**TASK DETAILS**
Each record below must be returned exactly as shown.

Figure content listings
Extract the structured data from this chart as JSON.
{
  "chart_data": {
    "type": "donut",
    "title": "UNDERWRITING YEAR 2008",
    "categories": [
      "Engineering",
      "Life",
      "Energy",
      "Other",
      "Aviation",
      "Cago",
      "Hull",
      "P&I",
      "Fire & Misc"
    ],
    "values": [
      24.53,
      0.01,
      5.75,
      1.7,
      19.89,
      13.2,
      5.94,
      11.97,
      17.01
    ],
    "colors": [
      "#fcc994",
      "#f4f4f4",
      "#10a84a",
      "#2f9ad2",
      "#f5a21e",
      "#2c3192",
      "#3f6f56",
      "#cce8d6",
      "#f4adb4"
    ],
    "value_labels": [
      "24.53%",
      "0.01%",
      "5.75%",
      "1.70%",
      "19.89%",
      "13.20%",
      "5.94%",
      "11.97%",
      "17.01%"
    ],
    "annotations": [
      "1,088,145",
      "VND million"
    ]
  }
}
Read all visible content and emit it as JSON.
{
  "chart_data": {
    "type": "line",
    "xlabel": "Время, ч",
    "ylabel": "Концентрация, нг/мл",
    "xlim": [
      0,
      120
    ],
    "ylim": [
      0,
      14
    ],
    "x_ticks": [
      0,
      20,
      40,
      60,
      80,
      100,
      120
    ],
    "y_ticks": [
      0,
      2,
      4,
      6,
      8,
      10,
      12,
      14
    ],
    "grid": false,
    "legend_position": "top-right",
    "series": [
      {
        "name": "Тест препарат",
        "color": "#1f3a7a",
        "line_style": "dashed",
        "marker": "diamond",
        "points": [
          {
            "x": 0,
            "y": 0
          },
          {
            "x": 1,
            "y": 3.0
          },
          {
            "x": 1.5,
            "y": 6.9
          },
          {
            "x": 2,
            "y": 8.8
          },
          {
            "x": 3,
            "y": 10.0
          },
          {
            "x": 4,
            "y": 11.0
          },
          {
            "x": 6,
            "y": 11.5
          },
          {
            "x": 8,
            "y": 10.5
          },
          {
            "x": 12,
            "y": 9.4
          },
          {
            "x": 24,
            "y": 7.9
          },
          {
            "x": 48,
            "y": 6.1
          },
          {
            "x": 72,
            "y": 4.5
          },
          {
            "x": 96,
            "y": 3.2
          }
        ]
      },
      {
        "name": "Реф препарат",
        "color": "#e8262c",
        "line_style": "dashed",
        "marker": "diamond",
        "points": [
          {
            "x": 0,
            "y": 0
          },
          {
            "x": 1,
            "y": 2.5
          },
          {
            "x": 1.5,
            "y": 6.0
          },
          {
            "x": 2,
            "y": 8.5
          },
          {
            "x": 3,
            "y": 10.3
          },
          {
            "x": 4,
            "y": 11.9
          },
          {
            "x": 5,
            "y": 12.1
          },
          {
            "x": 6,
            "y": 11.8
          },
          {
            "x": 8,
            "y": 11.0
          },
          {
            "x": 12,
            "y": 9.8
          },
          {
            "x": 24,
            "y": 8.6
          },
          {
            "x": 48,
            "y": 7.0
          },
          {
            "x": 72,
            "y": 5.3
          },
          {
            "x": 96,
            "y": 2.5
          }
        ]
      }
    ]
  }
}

**WRITTEN SOLUTION**
Extract the structured data from this chart as JSON.
{
  "chart_data": {
    "type": "donut",
    "title": "UNDERWRITING YEAR 2008",
    "categories": [
      "Engineering",
      "Life",
      "Energy",
      "Other",
      "Aviation",
      "Cago",
      "Hull",
      "P&I",
      "Fire & Misc"
    ],
    "values": [
      24.53,
      0.01,
      5.75,
      1.7,
      19.89,
      13.2,
      5.94,
      11.97,
      17.01
    ],
    "colors": [
      "#fcc994",
      "#f4f4f4",
      "#10a84a",
      "#2f9ad2",
      "#f5a21e",
      "#2c3192",
      "#3f6f56",
      "#cce8d6",
      "#f4adb4"
    ],
    "value_labels": [
      "24.53%",
      "0.01%",
      "5.75%",
      "1.70%",
      "19.89%",
      "13.20%",
      "5.94%",
      "11.97%",
      "17.01%"
    ],
    "annotations": [
      "1,088,145",
      "VND million"
    ]
  }
}
Read all visible content and emit it as JSON.
{
  "chart_data": {
    "type": "line",
    "xlabel": "Время, ч",
    "ylabel": "Концентрация, нг/мл",
    "xlim": [
      0,
      120
    ],
    "ylim": [
      0,
      14
    ],
    "x_ticks": [
      0,
      20,
      40,
      60,
      80,
      100,
      120
    ],
    "y_ticks": [
      0,
      2,
      4,
      6,
      8,
      10,
      12,
      14
    ],
    "grid": false,
    "legend_position": "top-right",
    "series": [
      {
        "name": "Тест препарат",
        "color": "#1f3a7a",
        "line_style": "dashed",
        "marker": "diamond",
        "points": [
          {
            "x": 0,
            "y": 0
          },
          {
            "x": 1,
            "y": 3.0
          },
          {
            "x": 1.5,
            "y": 6.9
          },
          {
            "x": 2,
            "y": 8.8
          },
          {
            "x": 3,
            "y": 10.0
          },
          {
            "x": 4,
            "y": 11.0
          },
          {
            "x": 6,
            "y": 11.5
          },
          {
            "x": 8,
            "y": 10.5
          },
          {
            "x": 12,
            "y": 9.4
          },
          {
            "x": 24,
            "y": 7.9
          },
          {
            "x": 48,
            "y": 6.1
          },
          {
            "x": 72,
            "y": 4.5
          },
          {
            "x": 96,
            "y": 3.2
          }
        ]
      },
      {
        "name": "Реф препарат",
        "color": "#e8262c",
        "line_style": "dashed",
        "marker": "diamond",
        "points": [
          {
            "x": 0,
            "y": 0
          },
          {
            "x": 1,
            "y": 2.5
          },
          {
            "x": 1.5,
            "y": 6.0
          },
          {
            "x": 2,
            "y": 8.5
          },
          {
            "x": 3,
            "y": 10.3
          },
          {
            "x": 4,
            "y": 11.9
          },
          {
            "x": 5,
            "y": 12.1
          },
          {
            "x": 6,
            "y": 11.8
          },
          {
            "x": 8,
            "y": 11.0
          },
          {
            "x": 12,
            "y": 9.8
          },
          {
            "x": 24,
            "y": 8.6
          },
          {
            "x": 48,
            "y": 7.0
          },
          {
            "x": 72,
            "y": 5.3
          },
          {
            "x": 96,
            "y": 2.5
          }
        ]
      }
    ]
  }
}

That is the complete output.